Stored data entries
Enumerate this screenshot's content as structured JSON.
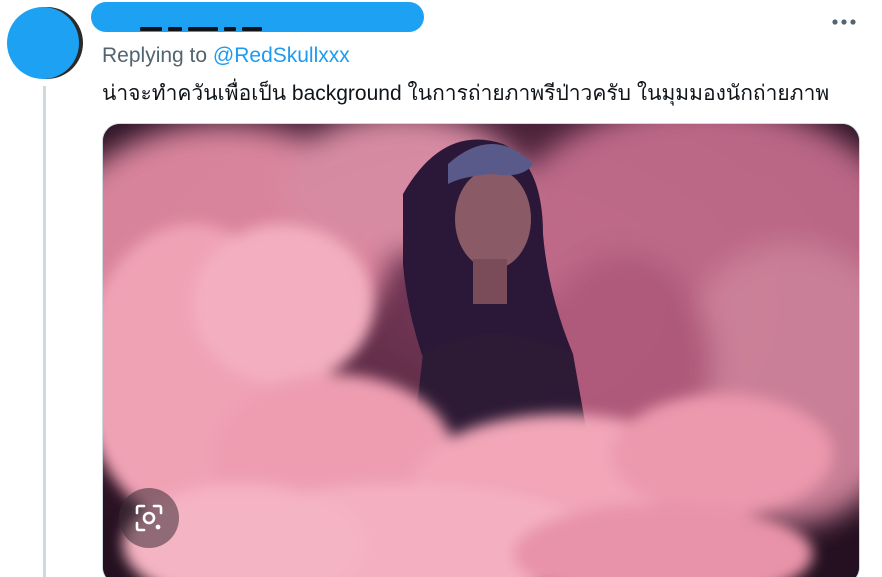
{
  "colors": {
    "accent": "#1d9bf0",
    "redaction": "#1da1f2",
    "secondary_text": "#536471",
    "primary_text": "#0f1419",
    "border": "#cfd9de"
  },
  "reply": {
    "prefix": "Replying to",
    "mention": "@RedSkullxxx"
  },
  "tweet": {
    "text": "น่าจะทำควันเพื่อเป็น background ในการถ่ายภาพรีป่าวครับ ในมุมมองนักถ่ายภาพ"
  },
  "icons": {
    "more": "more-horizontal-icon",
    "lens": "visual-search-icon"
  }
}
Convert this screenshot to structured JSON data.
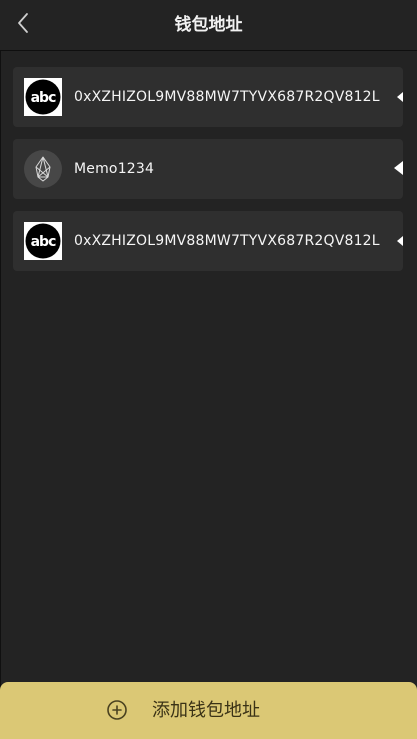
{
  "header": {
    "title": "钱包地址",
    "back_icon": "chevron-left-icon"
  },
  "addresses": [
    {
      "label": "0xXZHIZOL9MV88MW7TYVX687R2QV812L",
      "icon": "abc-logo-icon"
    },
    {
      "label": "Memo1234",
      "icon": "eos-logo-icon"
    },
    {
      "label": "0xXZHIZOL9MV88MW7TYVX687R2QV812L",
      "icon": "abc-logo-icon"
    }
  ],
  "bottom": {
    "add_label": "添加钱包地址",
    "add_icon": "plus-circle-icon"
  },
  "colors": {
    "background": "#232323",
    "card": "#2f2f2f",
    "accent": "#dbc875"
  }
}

■ Your goal: Locate the string "JSON" in the listing above and copy every line where it occurs.

■ Task output:
Enumerate this screenshot's content as structured JSON.
Convert this screenshot to structured JSON data.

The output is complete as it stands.